• _Records provided_:
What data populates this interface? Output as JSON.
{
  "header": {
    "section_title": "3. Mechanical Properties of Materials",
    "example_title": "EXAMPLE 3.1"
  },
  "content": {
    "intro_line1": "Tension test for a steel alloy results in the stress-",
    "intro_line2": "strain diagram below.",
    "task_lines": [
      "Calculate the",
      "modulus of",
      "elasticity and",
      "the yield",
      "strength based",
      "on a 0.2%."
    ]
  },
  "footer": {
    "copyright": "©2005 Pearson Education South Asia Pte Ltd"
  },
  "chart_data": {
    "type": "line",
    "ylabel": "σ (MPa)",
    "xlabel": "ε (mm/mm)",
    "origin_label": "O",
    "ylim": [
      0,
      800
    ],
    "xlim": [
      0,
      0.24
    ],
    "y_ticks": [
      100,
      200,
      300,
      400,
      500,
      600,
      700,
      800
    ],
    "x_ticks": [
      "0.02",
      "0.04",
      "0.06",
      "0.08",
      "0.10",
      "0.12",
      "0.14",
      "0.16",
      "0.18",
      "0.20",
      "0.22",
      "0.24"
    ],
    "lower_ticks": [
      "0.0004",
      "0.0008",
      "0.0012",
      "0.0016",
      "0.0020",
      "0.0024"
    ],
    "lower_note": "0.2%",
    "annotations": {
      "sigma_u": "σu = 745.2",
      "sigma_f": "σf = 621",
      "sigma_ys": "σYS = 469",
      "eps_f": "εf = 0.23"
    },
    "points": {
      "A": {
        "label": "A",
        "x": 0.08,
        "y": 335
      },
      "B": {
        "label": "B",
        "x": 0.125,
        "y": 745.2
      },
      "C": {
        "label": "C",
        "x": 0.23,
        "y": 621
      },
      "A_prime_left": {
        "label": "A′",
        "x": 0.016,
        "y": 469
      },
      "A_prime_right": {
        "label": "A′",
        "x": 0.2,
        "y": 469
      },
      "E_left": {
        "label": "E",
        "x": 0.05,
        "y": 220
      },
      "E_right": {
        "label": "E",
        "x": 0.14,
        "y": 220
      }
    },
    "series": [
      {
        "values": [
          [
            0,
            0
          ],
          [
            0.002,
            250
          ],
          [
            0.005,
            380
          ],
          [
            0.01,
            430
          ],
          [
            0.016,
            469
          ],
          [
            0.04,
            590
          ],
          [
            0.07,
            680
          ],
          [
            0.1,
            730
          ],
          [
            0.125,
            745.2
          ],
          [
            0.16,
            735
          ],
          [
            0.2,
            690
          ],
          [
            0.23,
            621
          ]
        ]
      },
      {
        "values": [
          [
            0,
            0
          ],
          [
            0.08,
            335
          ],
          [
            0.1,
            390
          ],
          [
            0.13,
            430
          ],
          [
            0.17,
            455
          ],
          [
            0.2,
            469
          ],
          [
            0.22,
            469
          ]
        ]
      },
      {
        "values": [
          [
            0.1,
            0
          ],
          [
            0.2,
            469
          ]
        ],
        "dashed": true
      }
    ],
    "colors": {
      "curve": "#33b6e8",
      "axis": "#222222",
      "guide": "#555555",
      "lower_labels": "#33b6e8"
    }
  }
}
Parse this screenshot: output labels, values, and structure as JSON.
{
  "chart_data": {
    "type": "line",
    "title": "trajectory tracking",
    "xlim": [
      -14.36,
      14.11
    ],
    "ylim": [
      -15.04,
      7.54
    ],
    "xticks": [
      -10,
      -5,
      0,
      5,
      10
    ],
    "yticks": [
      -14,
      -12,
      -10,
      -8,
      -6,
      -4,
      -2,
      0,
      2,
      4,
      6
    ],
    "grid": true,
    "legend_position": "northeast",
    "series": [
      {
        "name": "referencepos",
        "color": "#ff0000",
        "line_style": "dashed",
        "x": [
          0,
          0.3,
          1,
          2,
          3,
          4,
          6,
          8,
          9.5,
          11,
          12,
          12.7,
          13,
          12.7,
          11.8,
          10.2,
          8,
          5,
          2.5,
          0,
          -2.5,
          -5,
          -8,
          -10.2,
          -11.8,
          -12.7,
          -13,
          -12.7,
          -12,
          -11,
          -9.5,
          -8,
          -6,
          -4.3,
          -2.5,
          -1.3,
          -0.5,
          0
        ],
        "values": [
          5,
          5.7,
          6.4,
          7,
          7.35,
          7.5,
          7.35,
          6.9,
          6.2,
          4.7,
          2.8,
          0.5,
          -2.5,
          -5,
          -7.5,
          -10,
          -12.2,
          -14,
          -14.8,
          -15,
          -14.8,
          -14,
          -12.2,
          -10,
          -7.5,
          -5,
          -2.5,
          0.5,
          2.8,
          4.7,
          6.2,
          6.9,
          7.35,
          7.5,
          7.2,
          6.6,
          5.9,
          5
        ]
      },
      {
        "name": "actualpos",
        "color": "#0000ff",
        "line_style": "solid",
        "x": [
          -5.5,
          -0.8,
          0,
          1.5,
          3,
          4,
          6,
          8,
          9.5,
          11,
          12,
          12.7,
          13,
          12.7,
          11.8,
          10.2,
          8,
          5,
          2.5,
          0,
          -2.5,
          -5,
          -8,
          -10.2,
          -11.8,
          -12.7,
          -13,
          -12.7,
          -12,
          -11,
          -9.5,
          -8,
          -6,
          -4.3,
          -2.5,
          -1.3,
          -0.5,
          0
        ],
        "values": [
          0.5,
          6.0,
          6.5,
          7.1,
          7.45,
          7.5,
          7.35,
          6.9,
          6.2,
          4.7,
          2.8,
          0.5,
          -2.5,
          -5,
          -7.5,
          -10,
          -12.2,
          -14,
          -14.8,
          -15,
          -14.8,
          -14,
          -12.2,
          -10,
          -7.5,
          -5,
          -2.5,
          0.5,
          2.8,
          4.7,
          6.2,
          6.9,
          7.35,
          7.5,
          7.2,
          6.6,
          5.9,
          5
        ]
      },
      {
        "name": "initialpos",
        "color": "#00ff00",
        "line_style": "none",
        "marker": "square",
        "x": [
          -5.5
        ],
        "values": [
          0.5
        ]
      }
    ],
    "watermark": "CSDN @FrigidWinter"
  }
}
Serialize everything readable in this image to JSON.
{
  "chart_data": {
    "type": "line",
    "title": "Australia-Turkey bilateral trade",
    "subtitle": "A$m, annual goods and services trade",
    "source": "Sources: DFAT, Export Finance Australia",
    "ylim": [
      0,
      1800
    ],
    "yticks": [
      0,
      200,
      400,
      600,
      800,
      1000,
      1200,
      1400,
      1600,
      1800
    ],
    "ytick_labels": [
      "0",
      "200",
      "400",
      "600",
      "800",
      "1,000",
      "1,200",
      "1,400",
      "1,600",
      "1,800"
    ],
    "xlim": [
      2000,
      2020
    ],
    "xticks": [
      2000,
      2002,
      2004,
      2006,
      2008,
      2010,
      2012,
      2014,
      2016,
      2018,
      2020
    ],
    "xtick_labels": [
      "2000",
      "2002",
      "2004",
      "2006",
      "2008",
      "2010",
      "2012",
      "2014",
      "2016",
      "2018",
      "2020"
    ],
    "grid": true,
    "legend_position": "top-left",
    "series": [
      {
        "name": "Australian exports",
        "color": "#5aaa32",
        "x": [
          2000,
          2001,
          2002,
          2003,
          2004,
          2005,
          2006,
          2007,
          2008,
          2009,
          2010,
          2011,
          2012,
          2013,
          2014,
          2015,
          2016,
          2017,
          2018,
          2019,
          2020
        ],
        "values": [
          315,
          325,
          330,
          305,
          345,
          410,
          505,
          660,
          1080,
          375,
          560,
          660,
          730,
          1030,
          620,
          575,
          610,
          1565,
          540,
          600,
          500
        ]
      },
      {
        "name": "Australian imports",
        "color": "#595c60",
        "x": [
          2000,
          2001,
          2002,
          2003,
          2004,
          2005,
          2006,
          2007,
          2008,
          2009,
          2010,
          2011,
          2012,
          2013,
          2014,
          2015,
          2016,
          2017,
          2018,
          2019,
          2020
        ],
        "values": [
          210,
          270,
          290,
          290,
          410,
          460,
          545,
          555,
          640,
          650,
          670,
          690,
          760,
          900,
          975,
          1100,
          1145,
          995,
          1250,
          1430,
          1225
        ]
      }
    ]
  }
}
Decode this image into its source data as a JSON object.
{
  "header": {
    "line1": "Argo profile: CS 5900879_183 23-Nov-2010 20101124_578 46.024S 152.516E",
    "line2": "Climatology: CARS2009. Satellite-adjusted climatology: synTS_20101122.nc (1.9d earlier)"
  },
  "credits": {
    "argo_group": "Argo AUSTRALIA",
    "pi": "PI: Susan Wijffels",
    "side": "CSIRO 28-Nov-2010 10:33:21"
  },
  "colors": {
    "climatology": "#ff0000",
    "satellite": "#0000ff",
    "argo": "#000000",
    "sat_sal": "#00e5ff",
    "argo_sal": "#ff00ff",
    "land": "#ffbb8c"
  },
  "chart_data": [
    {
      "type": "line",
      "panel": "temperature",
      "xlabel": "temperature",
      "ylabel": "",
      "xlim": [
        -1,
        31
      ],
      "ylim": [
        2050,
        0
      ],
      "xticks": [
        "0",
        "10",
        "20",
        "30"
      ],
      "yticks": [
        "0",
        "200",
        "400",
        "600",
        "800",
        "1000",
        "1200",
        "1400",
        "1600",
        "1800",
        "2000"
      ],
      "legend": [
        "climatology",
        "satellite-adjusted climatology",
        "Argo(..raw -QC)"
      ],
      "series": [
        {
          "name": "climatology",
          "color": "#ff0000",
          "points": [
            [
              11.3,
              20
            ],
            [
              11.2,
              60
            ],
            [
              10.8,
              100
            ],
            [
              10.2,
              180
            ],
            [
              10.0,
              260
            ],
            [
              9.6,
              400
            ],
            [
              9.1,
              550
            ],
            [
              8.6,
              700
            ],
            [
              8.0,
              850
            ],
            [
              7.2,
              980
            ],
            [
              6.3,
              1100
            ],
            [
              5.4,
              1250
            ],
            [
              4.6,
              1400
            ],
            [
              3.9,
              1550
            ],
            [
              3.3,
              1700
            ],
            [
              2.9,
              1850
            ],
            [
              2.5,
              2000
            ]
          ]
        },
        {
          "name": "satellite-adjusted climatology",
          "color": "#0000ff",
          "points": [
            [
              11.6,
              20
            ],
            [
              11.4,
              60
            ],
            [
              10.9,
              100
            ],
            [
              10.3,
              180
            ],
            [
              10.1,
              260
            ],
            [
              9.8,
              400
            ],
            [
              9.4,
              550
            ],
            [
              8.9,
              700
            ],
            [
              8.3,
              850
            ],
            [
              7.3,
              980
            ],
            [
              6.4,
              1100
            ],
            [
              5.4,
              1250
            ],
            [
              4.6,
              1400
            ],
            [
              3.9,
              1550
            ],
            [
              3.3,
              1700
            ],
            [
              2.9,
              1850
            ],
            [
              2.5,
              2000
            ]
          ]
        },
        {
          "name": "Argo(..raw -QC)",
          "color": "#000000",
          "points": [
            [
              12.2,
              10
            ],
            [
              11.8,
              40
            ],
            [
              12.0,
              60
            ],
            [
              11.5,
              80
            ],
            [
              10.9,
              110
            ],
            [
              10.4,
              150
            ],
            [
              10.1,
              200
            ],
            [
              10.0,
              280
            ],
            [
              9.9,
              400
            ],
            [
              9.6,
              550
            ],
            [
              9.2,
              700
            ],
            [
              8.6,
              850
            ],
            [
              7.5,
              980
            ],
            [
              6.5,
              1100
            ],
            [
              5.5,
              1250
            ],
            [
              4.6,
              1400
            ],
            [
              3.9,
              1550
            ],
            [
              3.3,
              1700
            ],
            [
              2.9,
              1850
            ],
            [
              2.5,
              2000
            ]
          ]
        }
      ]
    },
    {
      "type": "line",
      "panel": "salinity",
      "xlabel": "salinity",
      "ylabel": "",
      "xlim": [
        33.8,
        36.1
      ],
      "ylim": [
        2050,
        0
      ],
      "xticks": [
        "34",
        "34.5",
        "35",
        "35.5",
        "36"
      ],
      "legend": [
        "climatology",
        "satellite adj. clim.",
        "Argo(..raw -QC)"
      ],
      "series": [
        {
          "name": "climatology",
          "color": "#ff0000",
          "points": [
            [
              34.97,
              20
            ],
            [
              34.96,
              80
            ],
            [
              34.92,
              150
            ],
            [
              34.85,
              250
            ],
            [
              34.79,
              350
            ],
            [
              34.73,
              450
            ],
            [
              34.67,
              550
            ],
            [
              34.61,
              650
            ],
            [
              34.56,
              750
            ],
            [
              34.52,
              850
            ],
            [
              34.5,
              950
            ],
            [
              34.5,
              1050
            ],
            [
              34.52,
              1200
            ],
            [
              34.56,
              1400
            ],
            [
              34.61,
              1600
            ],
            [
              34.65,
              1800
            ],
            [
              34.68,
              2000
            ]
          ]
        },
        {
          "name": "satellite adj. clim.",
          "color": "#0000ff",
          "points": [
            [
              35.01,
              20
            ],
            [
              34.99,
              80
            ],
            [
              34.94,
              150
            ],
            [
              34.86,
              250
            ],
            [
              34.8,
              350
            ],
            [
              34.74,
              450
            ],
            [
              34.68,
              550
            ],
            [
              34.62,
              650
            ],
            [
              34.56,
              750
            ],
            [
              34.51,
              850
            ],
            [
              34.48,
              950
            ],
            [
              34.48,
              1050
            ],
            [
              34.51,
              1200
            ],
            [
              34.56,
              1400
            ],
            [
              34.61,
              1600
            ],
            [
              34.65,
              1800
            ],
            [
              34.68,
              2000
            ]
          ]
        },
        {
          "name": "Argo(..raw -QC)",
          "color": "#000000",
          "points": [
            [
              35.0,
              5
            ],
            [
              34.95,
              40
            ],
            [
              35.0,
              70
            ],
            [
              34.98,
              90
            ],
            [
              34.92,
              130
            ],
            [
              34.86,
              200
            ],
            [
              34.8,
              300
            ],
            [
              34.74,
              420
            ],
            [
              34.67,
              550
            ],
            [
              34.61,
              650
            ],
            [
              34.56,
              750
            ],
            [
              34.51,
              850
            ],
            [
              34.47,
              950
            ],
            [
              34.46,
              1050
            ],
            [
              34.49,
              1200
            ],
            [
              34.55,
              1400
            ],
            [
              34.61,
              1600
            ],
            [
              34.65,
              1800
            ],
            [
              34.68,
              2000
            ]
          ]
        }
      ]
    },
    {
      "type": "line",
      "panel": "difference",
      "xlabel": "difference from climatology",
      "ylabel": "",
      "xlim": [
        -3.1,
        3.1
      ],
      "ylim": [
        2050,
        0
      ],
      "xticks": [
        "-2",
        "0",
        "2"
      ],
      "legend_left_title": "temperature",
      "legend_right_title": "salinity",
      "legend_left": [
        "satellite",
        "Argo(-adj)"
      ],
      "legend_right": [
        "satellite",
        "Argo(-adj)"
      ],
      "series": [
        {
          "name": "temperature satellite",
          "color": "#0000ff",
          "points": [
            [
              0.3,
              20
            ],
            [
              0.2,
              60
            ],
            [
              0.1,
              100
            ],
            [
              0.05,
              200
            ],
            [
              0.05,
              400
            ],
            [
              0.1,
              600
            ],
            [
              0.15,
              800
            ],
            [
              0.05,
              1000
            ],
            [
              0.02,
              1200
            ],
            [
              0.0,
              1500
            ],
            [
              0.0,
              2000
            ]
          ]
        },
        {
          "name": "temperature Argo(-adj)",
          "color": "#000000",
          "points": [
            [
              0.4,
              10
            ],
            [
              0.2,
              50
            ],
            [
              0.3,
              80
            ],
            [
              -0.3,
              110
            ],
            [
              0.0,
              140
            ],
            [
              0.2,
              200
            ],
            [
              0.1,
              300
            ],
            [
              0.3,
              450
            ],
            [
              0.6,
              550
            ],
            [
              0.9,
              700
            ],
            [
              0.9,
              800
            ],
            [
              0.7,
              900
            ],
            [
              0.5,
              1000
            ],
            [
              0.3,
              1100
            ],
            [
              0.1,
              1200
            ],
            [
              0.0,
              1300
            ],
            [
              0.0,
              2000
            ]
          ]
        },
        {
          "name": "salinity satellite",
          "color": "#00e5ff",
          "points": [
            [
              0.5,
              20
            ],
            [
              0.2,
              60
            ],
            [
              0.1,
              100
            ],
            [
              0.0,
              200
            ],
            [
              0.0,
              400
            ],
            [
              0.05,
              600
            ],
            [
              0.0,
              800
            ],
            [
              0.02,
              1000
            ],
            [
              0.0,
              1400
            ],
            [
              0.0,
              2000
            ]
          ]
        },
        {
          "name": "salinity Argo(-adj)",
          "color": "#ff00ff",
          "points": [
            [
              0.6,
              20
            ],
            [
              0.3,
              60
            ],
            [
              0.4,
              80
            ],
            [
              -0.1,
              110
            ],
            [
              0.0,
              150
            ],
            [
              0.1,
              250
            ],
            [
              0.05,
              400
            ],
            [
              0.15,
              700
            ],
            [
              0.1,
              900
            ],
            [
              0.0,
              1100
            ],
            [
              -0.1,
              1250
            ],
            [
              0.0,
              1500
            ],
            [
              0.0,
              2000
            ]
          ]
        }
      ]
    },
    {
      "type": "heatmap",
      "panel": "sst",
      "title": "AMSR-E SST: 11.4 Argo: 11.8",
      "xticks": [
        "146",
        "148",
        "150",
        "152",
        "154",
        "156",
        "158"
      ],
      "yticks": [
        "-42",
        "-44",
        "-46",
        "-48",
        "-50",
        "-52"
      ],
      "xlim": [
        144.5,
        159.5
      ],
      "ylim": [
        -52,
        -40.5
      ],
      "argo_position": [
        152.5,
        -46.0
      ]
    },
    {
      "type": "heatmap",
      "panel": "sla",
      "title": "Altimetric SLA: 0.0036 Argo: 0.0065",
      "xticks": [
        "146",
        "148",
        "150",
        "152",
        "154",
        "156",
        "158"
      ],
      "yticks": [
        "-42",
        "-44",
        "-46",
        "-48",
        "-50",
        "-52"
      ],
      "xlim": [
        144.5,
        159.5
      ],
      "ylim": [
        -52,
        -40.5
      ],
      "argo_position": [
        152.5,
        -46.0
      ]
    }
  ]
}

• _Short task_:
List every line above containing the word "climatology".

• _Written answer_:
    "line2": "Climatology: CARS2009. Satellite-adjusted climatology: synTS_20101122.nc (1.9d earlier)"
    "climatology": "#ff0000",
        "climatology",
        "satellite-adjusted climatology",
          "name": "climatology",
          "name": "satellite-adjusted climatology",
        "climatology",
          "name": "climatology",
      "xlabel": "difference from climatology",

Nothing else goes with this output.